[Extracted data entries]

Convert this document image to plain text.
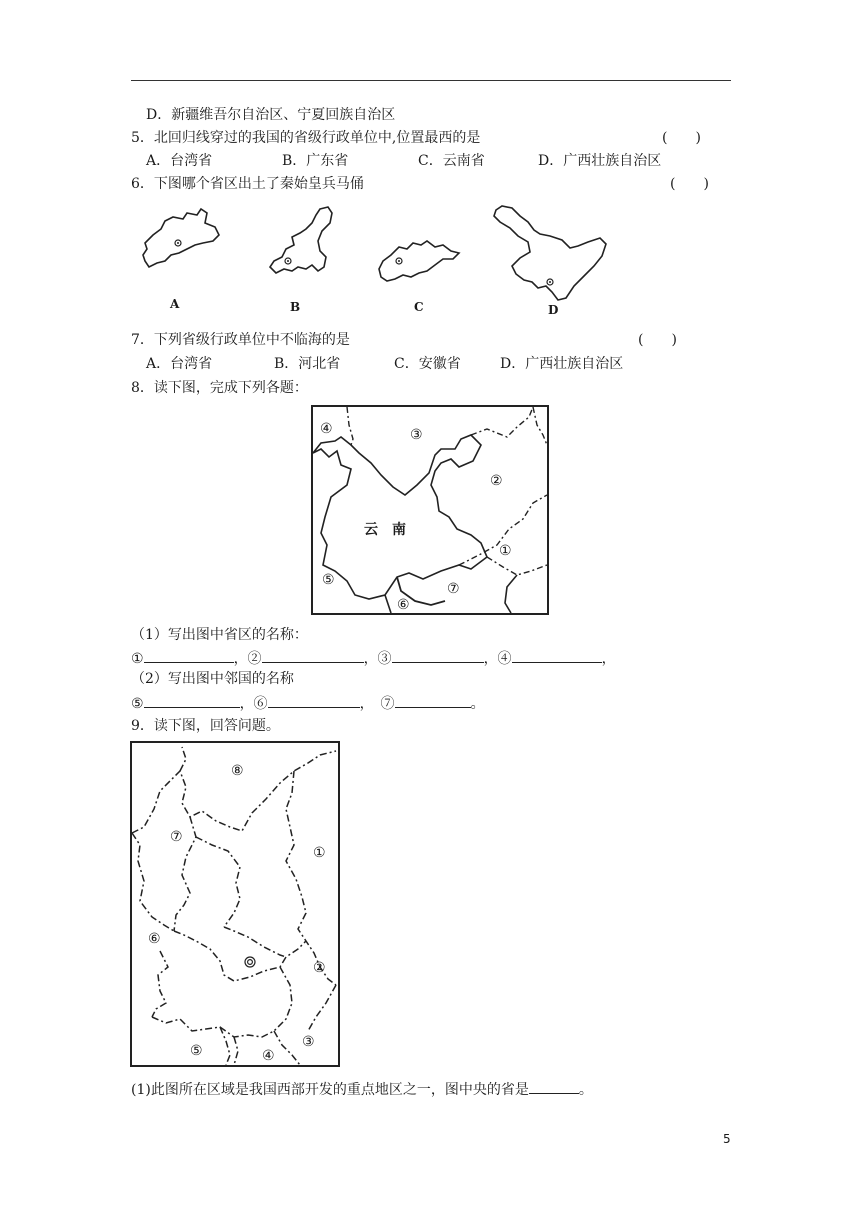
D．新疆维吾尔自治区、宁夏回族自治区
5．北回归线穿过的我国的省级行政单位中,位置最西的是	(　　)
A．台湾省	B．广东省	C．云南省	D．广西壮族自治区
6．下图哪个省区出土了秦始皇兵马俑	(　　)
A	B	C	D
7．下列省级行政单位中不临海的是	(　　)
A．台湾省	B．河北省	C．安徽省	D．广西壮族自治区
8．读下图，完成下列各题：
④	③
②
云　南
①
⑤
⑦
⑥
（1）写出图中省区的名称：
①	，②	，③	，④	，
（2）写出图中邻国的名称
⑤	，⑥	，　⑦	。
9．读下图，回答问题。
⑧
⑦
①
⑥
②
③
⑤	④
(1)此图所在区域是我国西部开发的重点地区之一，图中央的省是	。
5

...

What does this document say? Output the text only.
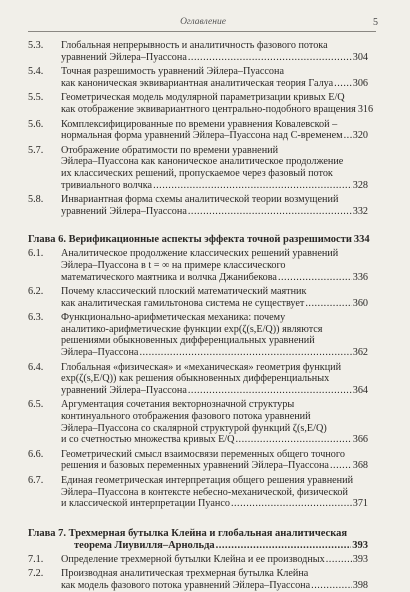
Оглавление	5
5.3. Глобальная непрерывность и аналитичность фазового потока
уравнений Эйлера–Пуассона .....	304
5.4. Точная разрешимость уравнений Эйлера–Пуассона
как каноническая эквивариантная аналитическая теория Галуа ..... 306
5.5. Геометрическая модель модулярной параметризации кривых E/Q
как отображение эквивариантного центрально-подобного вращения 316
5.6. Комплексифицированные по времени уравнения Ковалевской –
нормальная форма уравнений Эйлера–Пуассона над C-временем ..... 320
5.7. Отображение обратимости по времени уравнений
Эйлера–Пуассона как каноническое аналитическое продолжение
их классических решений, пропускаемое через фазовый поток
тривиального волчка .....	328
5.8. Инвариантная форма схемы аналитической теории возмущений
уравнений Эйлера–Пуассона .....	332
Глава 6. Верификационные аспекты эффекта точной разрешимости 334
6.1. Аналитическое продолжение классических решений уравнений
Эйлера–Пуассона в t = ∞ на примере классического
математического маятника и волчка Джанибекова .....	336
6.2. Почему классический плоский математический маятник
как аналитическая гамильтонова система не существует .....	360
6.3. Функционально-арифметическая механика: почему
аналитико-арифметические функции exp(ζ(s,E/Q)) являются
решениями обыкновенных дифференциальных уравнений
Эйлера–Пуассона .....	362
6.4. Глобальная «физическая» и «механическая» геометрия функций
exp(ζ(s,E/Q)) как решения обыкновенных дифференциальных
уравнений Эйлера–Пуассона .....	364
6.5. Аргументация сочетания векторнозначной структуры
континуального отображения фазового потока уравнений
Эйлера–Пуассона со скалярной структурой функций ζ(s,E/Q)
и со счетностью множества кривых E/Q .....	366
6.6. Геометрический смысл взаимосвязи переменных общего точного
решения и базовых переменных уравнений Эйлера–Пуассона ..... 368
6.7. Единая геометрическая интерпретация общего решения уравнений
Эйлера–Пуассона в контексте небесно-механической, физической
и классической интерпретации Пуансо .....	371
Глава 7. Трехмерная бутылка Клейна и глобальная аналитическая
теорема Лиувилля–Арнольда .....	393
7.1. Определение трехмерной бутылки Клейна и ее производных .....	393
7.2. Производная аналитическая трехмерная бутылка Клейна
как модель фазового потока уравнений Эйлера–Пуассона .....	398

[To be done]
In the listing above, how many lines include the word "Глава"? Answer with the number and nothing more.

[Written answer]
2